What this exercise asks —
a - Name every input image size that the pull request mentions.
b - Answer these from the pull request:
(i) Which issue number does the pull request implement?
(ii) Which consumer CPUs were tested?
(iii) What speedup is reported for tiny 100x100 inputs?

Document —
>>>
Implementation of the GaussianNoise transform for uint8 inputs by diaz-esparza · Pull Request #9169 · pytorch/vision

diaz-esparza · 2025-08-06T14:30:15Z

Implements #9148, aka an implementation for the GaussianNoise transform for uint8 inputs.

Several configurations have been both benchmarked and validated to do this. Two main approaches have been tested:

The first method tested transforms the input to the float data type, adds the gaussian noise and transforms the output back into uint8.
- Note that we don't necessarily have to move the input image's representation range from [0, 255] to [0, 1] and back, as those conversions are performed per-pixel and can be slow on big images. Instead, as the noise is going to be multiplied by the sigma parameter anyways, we can use the sigma * 255 as a coefficient instead (and then add mean * 255), thus saving two floating-point array-wide operations.
The second method involves less floating-point operations, opting to convert both the noise and the input image to an intermediate data type (int16) to then perform the addition and finally transform the result back into uint8.
- Again, we multiply the noise by sigma * 255 and add mean * 255 before transforming the output to int16.
- Using a signed, bigger integer dtype is essential here, as we need to both cover the legitimate [-255, 255] range that the noise tensor would theoretically generate, and also have a margin to be able to clamp pixels that might lie outside said range. in16 offers a range of [-32_768, 32_767], which is more than enough for our use case.
- We have also tested some other configurations for this setup, like converting the noise to int16 before adding the mean (thus performing addition of ints instead of floats), rounding the result (to have more accurate results at a performance cost) and performing implicit conversions of data types instead of an explicit ones.

I've created a separate repo to host both the benchmark and the validation code (and results!) for these implementations. Here's the TL;DR:

The 'intermediate int' approach is significantly faster on the consumer CPUs tested (ryzen 2600 & ryzen 5600), being at least 1.3x faster than converting the input image to a floating-point format and back.
- Note: the speedup here is done with the largest input image my computer was able to process (8500x8500). Differences with tiny inputs (100x100) are negligible (1.05x), but results with 1000x1000 images can exceed a 2x speedup (!?!?)
- Also, we've tested different dtypes for every method (e.g. {float16, float32, float64} for the floats and {int16, int32, int64} for the ints). We're taking the best result out of every combination of dtypes.
<<<
Data rows —
>>>
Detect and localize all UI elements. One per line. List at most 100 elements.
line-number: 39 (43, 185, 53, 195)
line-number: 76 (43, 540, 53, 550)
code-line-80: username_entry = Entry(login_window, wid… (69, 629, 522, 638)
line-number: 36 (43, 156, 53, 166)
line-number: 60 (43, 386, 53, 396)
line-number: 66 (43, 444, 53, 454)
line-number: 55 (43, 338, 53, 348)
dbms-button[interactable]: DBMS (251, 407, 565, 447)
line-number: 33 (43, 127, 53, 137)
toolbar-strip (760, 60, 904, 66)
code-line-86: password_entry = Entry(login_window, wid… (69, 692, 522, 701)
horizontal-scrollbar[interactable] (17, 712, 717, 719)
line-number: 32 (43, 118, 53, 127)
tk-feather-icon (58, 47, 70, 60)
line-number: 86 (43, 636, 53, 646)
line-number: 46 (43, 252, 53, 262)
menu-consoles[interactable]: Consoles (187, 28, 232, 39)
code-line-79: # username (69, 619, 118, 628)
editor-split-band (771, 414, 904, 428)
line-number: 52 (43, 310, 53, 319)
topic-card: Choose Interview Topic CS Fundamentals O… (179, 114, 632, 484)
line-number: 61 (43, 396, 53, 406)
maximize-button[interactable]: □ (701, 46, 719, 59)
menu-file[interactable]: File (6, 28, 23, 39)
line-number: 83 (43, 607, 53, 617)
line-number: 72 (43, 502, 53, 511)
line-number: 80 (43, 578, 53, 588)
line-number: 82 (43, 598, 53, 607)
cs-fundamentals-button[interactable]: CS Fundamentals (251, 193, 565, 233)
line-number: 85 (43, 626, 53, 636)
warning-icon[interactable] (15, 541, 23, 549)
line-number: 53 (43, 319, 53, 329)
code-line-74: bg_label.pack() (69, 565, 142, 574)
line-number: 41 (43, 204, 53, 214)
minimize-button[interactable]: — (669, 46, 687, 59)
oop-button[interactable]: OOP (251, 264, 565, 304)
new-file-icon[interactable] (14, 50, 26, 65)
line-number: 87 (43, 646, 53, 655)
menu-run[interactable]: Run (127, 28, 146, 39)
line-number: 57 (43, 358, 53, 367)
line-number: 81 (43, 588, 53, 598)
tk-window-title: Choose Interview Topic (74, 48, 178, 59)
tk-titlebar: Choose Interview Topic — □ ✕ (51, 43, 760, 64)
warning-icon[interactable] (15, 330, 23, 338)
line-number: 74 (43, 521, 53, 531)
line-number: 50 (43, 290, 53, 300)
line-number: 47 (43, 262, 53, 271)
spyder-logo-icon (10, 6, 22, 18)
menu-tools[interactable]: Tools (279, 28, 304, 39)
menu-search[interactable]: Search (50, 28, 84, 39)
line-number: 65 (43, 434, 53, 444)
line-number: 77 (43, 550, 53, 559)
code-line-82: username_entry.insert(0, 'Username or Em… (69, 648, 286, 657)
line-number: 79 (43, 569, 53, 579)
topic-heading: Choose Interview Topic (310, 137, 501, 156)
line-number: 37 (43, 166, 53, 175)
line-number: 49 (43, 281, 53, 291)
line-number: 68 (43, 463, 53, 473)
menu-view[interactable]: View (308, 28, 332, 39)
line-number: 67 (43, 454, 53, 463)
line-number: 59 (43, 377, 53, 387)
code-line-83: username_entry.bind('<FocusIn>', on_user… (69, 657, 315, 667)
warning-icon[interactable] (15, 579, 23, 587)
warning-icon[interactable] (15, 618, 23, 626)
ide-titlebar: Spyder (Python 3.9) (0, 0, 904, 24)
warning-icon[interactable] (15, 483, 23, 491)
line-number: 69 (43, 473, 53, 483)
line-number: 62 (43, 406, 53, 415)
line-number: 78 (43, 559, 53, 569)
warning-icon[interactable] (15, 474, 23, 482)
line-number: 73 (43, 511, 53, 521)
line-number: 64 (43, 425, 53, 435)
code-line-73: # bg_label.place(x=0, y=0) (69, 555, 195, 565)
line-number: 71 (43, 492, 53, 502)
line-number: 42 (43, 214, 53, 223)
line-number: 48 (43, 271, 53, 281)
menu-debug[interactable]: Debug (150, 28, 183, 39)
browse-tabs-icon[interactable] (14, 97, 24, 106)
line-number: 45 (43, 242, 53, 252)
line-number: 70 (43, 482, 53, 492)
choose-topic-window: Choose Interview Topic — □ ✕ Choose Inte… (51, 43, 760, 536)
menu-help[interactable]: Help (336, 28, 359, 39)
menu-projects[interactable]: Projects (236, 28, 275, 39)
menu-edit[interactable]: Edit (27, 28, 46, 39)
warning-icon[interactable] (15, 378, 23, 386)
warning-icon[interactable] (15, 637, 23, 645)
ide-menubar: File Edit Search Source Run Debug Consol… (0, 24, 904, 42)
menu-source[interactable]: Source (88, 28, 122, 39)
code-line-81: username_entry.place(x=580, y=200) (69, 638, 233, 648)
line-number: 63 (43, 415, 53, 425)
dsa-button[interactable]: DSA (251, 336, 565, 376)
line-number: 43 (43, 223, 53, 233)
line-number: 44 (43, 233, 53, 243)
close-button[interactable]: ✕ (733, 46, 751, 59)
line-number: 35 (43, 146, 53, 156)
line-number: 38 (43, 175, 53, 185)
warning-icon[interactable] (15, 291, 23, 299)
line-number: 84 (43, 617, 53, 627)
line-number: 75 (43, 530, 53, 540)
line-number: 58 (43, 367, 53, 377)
<<<
Task answers —
a - 8500x8500, 100x100, 1000x1000

b -
(i) #9148
(ii) Ryzen 2600 and Ryzen 5600
(iii) 1.05x